GIVEN REQUEST: What lines of the data hold the string "Number"? Pull each one out.

Collection entries:
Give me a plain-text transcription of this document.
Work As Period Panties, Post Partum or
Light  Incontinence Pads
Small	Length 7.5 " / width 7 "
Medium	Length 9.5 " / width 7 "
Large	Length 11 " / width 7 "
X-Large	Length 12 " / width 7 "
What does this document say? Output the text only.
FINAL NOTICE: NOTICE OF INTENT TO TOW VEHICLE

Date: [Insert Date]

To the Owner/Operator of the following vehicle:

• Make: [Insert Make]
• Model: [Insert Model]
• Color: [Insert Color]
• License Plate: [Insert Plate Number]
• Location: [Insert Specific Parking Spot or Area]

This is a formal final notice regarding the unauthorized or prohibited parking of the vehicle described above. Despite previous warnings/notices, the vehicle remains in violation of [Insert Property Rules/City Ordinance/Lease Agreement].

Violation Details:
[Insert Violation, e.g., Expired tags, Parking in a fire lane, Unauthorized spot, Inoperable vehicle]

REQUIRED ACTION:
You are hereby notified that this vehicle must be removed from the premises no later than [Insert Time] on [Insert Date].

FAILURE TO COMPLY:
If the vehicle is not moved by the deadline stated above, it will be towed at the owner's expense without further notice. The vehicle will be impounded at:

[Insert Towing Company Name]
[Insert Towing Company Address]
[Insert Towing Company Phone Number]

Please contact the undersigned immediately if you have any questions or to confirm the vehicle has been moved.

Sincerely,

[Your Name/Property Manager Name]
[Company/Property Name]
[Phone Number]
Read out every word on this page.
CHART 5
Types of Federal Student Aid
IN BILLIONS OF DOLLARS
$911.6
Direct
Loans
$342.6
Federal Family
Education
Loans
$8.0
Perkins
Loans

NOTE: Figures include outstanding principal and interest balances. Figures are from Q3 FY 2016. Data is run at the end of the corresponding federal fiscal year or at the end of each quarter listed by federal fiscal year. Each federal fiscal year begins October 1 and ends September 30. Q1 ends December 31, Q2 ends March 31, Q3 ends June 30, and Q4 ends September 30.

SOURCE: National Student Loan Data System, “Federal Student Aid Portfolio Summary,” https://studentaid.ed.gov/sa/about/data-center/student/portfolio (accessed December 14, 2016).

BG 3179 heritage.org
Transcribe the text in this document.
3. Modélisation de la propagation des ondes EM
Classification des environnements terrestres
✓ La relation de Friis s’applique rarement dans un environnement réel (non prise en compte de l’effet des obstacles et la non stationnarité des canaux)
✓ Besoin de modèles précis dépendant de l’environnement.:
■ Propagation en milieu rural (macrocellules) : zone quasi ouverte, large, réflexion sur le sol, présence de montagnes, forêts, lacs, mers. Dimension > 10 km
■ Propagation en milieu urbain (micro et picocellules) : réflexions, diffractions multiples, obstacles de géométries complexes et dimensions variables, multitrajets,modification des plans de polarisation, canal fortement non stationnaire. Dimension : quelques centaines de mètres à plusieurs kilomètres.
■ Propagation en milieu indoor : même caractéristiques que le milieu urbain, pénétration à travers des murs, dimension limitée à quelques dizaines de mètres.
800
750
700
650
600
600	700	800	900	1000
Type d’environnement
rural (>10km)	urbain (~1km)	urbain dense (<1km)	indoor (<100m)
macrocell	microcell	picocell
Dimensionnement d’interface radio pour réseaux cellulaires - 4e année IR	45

TASK ANSWER:
• License Plate: [Insert Plate Number]
[Insert Towing Company Phone Number]
[Phone Number]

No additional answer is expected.